* [TASK DIRECTIONS] Show every line in the records below that contains the word "County".

Collected data:

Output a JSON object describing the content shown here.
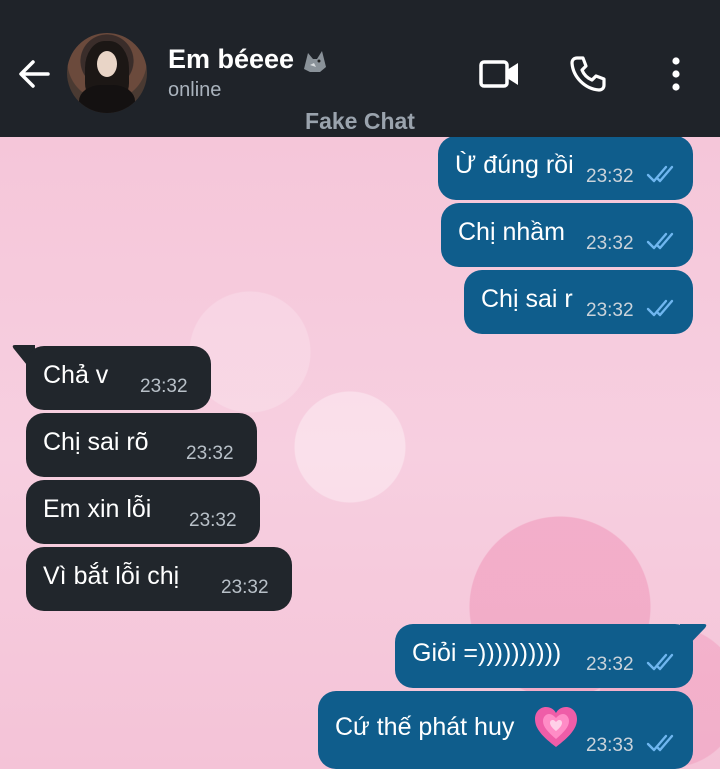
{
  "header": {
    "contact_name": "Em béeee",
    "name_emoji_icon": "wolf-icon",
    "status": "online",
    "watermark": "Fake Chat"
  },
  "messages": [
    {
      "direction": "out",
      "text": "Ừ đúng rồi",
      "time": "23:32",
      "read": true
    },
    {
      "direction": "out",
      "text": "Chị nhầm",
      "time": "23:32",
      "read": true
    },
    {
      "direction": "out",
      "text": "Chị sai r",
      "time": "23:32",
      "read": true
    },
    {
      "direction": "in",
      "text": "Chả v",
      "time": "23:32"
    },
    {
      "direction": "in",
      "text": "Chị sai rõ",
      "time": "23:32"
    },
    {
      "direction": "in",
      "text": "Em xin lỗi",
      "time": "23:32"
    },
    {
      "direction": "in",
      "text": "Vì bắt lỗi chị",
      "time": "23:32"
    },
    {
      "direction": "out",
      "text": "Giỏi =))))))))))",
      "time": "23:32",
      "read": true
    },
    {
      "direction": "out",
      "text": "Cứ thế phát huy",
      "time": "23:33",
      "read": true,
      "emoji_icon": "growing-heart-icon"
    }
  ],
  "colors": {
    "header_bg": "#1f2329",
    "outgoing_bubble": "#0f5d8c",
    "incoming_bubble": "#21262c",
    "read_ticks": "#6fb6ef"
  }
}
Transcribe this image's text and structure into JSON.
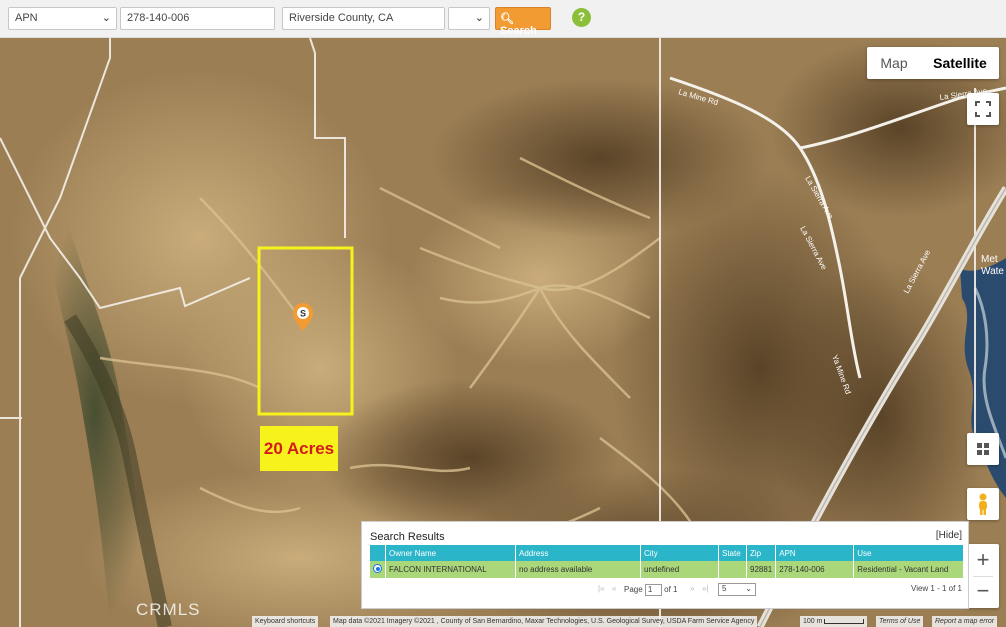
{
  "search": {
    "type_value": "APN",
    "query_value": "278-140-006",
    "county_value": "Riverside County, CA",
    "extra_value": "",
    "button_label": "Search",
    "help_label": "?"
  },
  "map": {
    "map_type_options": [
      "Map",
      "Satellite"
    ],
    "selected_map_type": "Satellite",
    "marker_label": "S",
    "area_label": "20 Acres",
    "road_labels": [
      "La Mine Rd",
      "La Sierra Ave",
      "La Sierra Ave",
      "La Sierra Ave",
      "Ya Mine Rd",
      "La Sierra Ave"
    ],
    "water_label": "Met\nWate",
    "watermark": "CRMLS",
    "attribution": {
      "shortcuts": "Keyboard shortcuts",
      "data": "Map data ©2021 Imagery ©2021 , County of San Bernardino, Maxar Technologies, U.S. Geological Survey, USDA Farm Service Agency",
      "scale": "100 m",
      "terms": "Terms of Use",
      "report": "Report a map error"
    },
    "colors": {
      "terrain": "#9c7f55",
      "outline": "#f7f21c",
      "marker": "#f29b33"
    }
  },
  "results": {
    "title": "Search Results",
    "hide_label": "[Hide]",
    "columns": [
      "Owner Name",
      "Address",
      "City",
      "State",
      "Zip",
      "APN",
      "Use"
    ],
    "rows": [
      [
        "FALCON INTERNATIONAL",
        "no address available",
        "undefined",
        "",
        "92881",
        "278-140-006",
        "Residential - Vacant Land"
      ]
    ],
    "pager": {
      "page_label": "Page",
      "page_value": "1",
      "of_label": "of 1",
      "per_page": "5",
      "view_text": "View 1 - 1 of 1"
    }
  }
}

* [EXERCISE ANSWER]
    "county_value": "Riverside County, CA",
      "data": "Map data ©2021 Imagery ©2021 , County of San Bernardino, Maxar Technologies, U.S. Geological Survey, USDA Farm Service Agency",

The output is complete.